== Texto extraído

Las «preocupaciones» actuales de los dirigentes y las fuerzas políticas que componen el «campo mayoritario, no apuntan a «quebrar el modelo de un país productor de commodities». Por el contrario, lo refuerzan. Bastaría limitarse a la estampida de los precios de la canasta familiar (carne, pan, arroz, verduras, frutas, etc.): en lugar de decretar un congelamiento de los precios, para evitar que la inflación galopante (8,3% anual, cuando se anunciaba menos de un 6%), el gobierno, por iniciativa del ministro de Agricultura y Pesca, el tupamaro José Mujica, optó por no enfrentar a ese «modelo de acumulación» basado en las exportaciones. Prefirió la línea de menor resistencia ante las patronales (principalmente las empresas exportadoras y las cadenas supermercadistas formadoras de precios), rebajando apenas (y solo por 60 días) el IVA del asado y la falda, dos productos que significan el 15% del consumo popular de carne.

====
== Filas de datos

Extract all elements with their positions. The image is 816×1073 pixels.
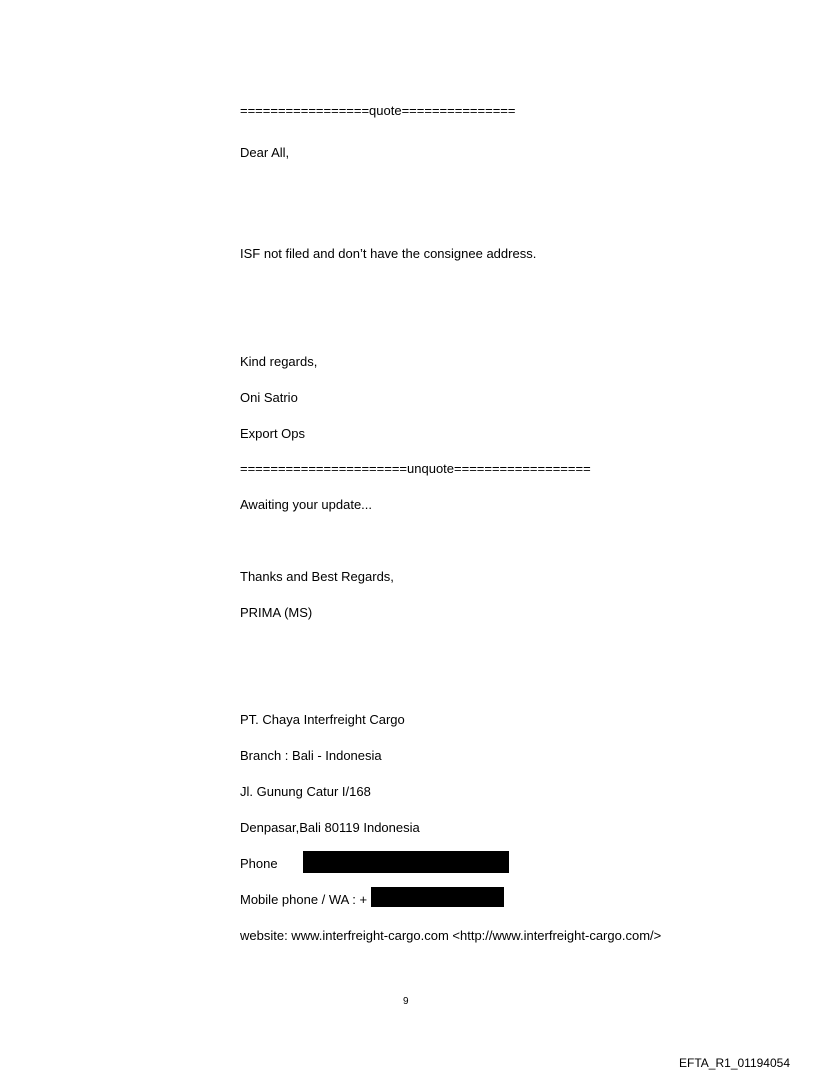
street-address: Jl. Gunung Catur I/168 — [240, 784, 371, 799]
followup-text: Awaiting your update... — [240, 497, 373, 512]
signoff: Thanks and Best Regards, — [240, 569, 394, 584]
document-id: EFTA_R1_01194054 — [679, 1056, 790, 1070]
city-address: Denpasar,Bali 80119 Indonesia — [240, 820, 420, 835]
signoff-name: PRIMA (MS) — [240, 605, 313, 620]
website-line: website: www.interfreight-cargo.com <http://www.interfreight-cargo.com/> — [240, 928, 662, 943]
email-body: ISF not filed and don’t have the consignee address. — [240, 246, 537, 261]
phone-redaction — [303, 851, 509, 873]
mobile-redaction — [371, 887, 504, 907]
sender-name: Oni Satrio — [240, 390, 298, 405]
sender-department: Export Ops — [240, 426, 306, 441]
page-number: 9 — [403, 996, 409, 1007]
phone-label: Phone — [240, 856, 278, 871]
closing: Kind regards, — [240, 354, 318, 369]
company-name: PT. Chaya Interfreight Cargo — [240, 712, 405, 727]
greeting: Dear All, — [240, 145, 290, 160]
quote-open-marker: =================quote=============== — [240, 103, 516, 118]
branch: Branch : Bali - Indonesia — [240, 748, 382, 763]
mobile-label: Mobile phone / WA : + — [240, 892, 368, 907]
quote-close-marker: ======================unquote================== — [240, 461, 591, 476]
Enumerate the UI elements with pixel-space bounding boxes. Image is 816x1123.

====

Qué debes hacer:
(A) Responde brevemente estas preguntas sobre el texto de los precios de la canasta familiar:
(i) ¿Qué cargo ocupaba José Mujica?
(ii) ¿Por cuántos días se rebajó el IVA del asado y la falda?
(iii) ¿Qué porcentaje del consumo popular de carne representan esos dos productos?
(B) Prolonga el texto de los precios de la canasta familiar a partir de su última oración.

Respuestas del ejercicio:
(A)
(i) Era ministro de Agricultura y Pesca.
(ii) Por 60 días.
(iii) El 15%.

(B)
Ante la inocultable crisis social y el crecimiento exponencial del desencanto, la estrategia del «campo mayoritario» es que la menor cantidad de trabajadores reaccionen, protesten, luchen, se movilicen. Pretenden que la mayoría del «pueblo progresista» termine por digerir la tesis de la famosa «disputa» y se contenga, hasta que despunte otra orientación económica, que bien podría darse en un «segundo gobierno progresista». O tanto peor, que las luchas de los trabajadores, sean enchalecadas por la vía de sindicatos «que se regulan y ocupan menos» y por mecanismos (como los Consejos de Salarios) que, en dichos del ministro de Trabajo y Seguridad Social, el tupamaro Eduardo Bonomi, han contribuido, de manera sustancial, al establecimiento de «grandes condiciones para la tranquilidad social». [11]
De aquí en más, asistiremos a una carrera de poses hacia «la izquierda» en la cúpula del «progresismo». Porque hay que mandarle «mensajes alentadores» a una militancia frenteamplista tan descontenta como atónita. Y porque se aceleran los plazos electorales tanto en la interna del partido de gobierno (por las candidaturas), como en la pelea del voto a voto (que será casa por casa), con los partidos tradicionales de la burguesía.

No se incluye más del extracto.